▸ **Problem details**: Copy the records below exactly as they appear.

▸ **Excerpted data**:
########
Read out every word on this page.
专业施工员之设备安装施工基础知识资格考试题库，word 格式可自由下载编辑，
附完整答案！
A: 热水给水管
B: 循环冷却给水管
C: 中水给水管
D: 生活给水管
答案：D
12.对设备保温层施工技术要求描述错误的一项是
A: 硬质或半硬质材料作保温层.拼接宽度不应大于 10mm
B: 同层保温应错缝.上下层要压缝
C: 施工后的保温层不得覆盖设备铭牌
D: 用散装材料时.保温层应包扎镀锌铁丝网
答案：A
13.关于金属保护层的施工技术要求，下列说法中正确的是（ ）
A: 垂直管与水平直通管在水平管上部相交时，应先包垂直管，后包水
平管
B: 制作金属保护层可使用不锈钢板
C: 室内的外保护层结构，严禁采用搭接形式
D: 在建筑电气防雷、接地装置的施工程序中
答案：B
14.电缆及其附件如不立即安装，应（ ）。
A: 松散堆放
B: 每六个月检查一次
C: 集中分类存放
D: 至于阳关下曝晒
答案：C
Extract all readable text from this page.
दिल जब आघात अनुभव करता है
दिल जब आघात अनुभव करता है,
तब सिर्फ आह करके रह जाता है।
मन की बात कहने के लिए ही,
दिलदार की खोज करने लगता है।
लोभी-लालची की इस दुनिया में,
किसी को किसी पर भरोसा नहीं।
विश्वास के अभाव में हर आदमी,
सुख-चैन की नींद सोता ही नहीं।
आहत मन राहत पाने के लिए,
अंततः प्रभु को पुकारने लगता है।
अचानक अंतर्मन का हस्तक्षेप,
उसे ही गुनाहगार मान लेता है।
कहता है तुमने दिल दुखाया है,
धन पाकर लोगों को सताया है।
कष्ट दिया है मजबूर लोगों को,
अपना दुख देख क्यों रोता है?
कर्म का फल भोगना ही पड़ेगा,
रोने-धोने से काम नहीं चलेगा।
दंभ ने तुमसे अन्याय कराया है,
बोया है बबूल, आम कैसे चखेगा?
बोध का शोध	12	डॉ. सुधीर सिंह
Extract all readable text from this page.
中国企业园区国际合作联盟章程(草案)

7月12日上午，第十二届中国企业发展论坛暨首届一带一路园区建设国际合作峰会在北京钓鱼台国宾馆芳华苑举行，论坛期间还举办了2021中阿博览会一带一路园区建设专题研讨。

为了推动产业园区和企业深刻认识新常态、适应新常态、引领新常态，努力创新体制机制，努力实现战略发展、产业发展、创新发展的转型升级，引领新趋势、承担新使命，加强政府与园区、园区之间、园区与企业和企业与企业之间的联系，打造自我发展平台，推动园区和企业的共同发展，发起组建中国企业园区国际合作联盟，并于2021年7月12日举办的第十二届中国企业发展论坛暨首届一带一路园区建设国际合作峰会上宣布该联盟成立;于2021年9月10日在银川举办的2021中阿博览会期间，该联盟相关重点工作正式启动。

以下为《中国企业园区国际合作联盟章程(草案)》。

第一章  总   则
########
▸ **Completed exercise**:
Read out every word on this page.
专业施工员之设备安装施工基础知识资格考试题库，word 格式可自由下载编辑，
附完整答案！
A: 热水给水管
B: 循环冷却给水管
C: 中水给水管
D: 生活给水管
答案：D
12.对设备保温层施工技术要求描述错误的一项是
A: 硬质或半硬质材料作保温层.拼接宽度不应大于 10mm
B: 同层保温应错缝.上下层要压缝
C: 施工后的保温层不得覆盖设备铭牌
D: 用散装材料时.保温层应包扎镀锌铁丝网
答案：A
13.关于金属保护层的施工技术要求，下列说法中正确的是（ ）
A: 垂直管与水平直通管在水平管上部相交时，应先包垂直管，后包水
平管
B: 制作金属保护层可使用不锈钢板
C: 室内的外保护层结构，严禁采用搭接形式
D: 在建筑电气防雷、接地装置的施工程序中
答案：B
14.电缆及其附件如不立即安装，应（ ）。
A: 松散堆放
B: 每六个月检查一次
C: 集中分类存放
D: 至于阳关下曝晒
答案：C
Extract all readable text from this page.
दिल जब आघात अनुभव करता है
दिल जब आघात अनुभव करता है,
तब सिर्फ आह करके रह जाता है।
मन की बात कहने के लिए ही,
दिलदार की खोज करने लगता है।
लोभी-लालची की इस दुनिया में,
किसी को किसी पर भरोसा नहीं।
विश्वास के अभाव में हर आदमी,
सुख-चैन की नींद सोता ही नहीं।
आहत मन राहत पाने के लिए,
अंततः प्रभु को पुकारने लगता है।
अचानक अंतर्मन का हस्तक्षेप,
उसे ही गुनाहगार मान लेता है।
कहता है तुमने दिल दुखाया है,
धन पाकर लोगों को सताया है।
कष्ट दिया है मजबूर लोगों को,
अपना दुख देख क्यों रोता है?
कर्म का फल भोगना ही पड़ेगा,
रोने-धोने से काम नहीं चलेगा।
दंभ ने तुमसे अन्याय कराया है,
बोया है बबूल, आम कैसे चखेगा?
बोध का शोध	12	डॉ. सुधीर सिंह
Extract all readable text from this page.
中国企业园区国际合作联盟章程(草案)

7月12日上午，第十二届中国企业发展论坛暨首届一带一路园区建设国际合作峰会在北京钓鱼台国宾馆芳华苑举行，论坛期间还举办了2021中阿博览会一带一路园区建设专题研讨。

为了推动产业园区和企业深刻认识新常态、适应新常态、引领新常态，努力创新体制机制，努力实现战略发展、产业发展、创新发展的转型升级，引领新趋势、承担新使命，加强政府与园区、园区之间、园区与企业和企业与企业之间的联系，打造自我发展平台，推动园区和企业的共同发展，发起组建中国企业园区国际合作联盟，并于2021年7月12日举办的第十二届中国企业发展论坛暨首届一带一路园区建设国际合作峰会上宣布该联盟成立;于2021年9月10日在银川举办的2021中阿博览会期间，该联盟相关重点工作正式启动。

以下为《中国企业园区国际合作联盟章程(草案)》。

第一章  总   则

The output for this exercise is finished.